### [WORKING DATA]
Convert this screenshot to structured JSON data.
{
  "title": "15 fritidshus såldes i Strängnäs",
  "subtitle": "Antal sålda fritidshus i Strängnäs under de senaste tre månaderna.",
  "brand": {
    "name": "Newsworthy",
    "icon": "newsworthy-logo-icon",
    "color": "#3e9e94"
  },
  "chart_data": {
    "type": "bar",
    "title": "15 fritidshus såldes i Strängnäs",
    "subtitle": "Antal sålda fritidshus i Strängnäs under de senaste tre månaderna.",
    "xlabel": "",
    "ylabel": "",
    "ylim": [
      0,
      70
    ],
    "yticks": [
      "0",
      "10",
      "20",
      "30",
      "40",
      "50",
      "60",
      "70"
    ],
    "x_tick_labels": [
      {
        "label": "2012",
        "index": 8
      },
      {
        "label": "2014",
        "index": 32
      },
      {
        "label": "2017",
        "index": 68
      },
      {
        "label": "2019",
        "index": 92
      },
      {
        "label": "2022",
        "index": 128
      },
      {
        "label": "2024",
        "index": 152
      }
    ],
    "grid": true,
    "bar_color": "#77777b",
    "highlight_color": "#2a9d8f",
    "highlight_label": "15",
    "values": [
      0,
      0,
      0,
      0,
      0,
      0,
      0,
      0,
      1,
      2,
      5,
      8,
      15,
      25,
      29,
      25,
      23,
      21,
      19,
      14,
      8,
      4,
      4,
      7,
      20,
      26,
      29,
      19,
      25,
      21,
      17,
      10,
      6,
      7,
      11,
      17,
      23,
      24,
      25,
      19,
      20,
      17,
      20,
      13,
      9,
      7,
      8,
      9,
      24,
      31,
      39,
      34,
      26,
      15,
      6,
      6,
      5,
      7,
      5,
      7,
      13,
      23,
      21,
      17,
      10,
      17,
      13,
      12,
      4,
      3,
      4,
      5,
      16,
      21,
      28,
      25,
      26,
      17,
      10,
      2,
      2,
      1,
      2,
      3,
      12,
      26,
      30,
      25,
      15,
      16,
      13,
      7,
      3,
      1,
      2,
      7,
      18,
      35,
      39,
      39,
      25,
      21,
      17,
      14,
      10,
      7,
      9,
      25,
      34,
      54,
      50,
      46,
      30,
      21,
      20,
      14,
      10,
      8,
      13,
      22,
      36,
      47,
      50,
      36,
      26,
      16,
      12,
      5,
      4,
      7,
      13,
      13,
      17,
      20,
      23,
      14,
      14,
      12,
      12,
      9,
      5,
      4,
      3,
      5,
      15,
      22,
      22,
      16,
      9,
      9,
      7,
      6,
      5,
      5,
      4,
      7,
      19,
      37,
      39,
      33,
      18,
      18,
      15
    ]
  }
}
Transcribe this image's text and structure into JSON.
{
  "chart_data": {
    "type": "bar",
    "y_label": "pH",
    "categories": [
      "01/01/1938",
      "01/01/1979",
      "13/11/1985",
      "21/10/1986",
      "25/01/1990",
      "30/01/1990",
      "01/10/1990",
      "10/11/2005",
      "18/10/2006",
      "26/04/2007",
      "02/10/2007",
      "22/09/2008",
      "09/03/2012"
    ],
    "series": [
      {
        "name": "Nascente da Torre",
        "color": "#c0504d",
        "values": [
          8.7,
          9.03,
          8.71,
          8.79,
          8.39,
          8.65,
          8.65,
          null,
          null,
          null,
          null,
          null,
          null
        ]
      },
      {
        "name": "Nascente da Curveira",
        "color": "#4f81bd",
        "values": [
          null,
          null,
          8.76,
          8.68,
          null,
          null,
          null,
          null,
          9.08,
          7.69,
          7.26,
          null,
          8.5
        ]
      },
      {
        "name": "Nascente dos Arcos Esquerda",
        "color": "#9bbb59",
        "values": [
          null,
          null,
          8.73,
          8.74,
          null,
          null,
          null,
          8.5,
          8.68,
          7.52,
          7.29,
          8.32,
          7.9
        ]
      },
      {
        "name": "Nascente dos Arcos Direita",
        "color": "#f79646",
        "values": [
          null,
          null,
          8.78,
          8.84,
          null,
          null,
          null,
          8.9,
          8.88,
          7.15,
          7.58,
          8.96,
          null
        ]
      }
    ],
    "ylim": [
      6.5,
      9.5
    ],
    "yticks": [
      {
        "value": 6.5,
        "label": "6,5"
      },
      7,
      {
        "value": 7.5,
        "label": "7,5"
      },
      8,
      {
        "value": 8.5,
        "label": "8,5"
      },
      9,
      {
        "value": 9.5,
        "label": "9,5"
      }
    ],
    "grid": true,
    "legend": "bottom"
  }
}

### [EXERCISE DIRECTIONS]
The lines to collect are those holding the string "name"; copy them all.

### [SOLUTION BELOW]
    "name": "Newsworthy",
        "name": "Nascente da Torre",
        "name": "Nascente da Curveira",
        "name": "Nascente dos Arcos Esquerda",
        "name": "Nascente dos Arcos Direita",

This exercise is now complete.